§ Extracted records

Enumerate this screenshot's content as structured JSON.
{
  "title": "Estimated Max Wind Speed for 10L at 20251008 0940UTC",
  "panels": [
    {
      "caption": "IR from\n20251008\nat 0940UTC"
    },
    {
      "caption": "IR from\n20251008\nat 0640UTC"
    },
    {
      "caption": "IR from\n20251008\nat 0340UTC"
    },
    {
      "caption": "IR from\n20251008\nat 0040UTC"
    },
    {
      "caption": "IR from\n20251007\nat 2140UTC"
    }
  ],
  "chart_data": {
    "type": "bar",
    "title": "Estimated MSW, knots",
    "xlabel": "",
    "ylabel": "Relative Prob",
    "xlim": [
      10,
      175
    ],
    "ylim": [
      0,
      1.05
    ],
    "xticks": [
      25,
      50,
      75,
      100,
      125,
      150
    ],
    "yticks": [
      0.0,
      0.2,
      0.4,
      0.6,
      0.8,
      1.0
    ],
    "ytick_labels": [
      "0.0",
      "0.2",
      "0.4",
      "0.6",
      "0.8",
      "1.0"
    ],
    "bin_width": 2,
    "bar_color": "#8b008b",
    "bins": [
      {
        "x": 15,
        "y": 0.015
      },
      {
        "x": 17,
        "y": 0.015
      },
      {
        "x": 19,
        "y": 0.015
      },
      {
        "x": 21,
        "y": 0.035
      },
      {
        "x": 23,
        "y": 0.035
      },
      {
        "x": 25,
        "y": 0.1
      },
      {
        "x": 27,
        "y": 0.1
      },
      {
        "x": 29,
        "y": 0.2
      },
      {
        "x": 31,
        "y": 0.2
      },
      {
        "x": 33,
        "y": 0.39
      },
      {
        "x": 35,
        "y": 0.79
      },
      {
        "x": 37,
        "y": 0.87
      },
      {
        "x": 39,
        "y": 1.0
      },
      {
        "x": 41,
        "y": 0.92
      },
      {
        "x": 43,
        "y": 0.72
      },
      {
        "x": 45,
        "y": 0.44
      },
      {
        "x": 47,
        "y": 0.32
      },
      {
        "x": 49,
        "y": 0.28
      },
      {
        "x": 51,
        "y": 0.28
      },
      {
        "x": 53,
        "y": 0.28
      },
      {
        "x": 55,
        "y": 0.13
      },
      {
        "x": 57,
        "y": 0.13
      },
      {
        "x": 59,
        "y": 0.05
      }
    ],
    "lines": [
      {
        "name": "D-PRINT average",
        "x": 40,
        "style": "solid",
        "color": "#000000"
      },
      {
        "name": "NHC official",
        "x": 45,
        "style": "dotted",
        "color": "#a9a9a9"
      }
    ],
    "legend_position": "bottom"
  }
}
---
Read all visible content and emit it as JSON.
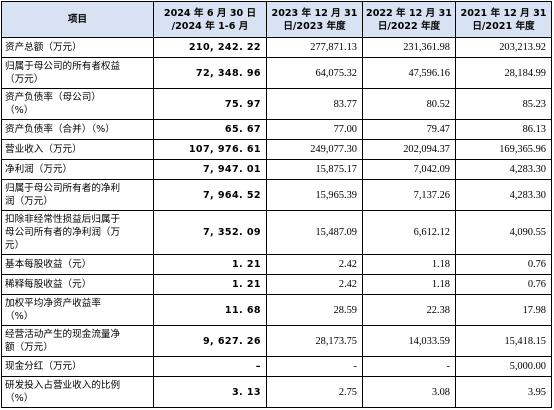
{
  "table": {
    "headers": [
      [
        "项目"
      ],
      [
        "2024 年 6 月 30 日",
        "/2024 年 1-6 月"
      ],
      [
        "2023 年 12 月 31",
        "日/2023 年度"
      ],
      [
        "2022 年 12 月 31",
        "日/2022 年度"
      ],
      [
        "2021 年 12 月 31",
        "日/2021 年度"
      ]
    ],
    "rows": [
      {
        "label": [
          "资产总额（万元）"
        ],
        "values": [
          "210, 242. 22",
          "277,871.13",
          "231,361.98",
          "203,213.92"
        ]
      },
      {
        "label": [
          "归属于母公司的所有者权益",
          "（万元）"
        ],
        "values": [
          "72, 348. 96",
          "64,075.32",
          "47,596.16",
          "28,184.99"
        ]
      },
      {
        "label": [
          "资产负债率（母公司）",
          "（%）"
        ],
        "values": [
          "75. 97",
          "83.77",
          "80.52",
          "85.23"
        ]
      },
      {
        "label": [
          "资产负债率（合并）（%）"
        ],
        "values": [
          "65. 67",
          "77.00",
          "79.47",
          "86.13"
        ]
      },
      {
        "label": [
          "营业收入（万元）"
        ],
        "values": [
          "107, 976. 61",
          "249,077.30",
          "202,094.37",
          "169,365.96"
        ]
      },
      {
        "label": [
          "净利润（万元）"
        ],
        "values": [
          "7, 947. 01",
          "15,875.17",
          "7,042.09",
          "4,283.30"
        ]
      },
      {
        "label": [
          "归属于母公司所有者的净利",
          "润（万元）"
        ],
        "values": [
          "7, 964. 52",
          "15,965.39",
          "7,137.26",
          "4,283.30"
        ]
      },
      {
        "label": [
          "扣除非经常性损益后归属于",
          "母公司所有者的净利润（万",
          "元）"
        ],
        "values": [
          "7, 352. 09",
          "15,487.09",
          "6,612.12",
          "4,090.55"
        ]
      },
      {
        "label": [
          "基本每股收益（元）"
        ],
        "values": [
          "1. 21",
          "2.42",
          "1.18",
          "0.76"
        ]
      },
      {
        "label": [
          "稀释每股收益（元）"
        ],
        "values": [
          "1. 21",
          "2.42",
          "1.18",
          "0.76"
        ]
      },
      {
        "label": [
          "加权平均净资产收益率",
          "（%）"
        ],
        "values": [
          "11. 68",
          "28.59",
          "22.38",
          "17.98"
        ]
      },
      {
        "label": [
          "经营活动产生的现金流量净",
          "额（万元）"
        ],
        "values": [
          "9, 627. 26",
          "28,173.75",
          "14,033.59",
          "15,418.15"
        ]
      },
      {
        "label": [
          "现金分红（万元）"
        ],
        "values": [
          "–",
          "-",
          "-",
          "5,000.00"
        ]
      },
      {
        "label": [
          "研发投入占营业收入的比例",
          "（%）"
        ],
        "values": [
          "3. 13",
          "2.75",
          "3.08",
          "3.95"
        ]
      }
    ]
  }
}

§ The request
Where a line above includes "content", copy that line.

§ Solution to this problem
Enumerate this screenshot's content as structured JSON.
Read all visible content and emit it as JSON.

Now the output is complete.